Copy each line of the data below with the word "JSON".

┌──

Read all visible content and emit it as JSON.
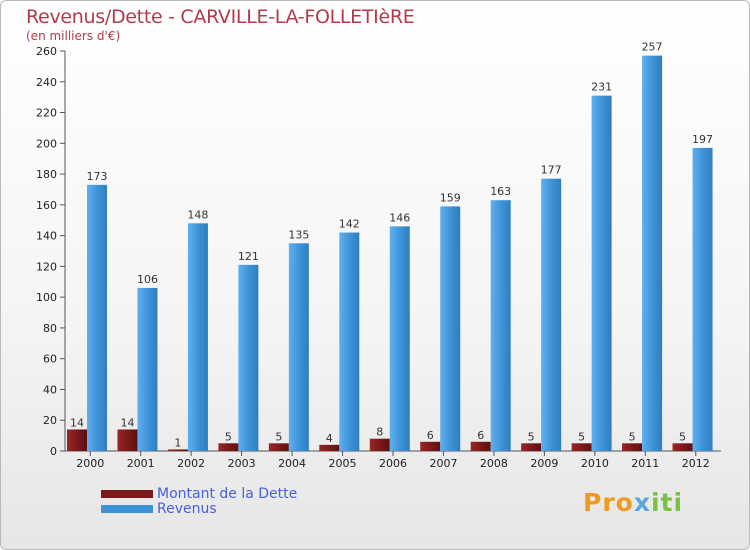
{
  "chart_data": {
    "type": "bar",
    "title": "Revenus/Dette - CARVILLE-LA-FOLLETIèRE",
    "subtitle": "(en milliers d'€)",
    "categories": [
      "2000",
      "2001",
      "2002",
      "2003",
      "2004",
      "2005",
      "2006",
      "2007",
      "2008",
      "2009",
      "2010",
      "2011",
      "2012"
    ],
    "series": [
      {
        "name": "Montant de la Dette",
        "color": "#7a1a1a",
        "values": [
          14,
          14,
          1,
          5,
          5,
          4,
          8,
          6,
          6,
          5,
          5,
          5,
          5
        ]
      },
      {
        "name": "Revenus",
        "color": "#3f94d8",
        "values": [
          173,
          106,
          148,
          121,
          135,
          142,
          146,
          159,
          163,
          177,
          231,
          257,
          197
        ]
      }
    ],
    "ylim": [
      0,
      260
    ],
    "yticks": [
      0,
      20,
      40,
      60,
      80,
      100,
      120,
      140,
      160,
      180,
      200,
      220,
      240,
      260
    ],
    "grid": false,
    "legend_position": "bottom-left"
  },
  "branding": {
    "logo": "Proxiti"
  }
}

└──
┌──

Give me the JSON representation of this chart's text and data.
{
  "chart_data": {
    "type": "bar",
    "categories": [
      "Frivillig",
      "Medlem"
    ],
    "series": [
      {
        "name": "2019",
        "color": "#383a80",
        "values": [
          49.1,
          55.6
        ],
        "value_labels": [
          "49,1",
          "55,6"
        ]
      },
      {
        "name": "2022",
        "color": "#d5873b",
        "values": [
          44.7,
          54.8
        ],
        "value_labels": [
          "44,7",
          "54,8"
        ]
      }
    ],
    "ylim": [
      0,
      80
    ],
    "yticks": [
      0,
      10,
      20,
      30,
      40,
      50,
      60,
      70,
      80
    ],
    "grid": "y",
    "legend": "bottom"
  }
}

└──

*THE COMPLETED TASK:*
Read all visible content and emit it as JSON.
Give me the JSON representation of this chart's text and data.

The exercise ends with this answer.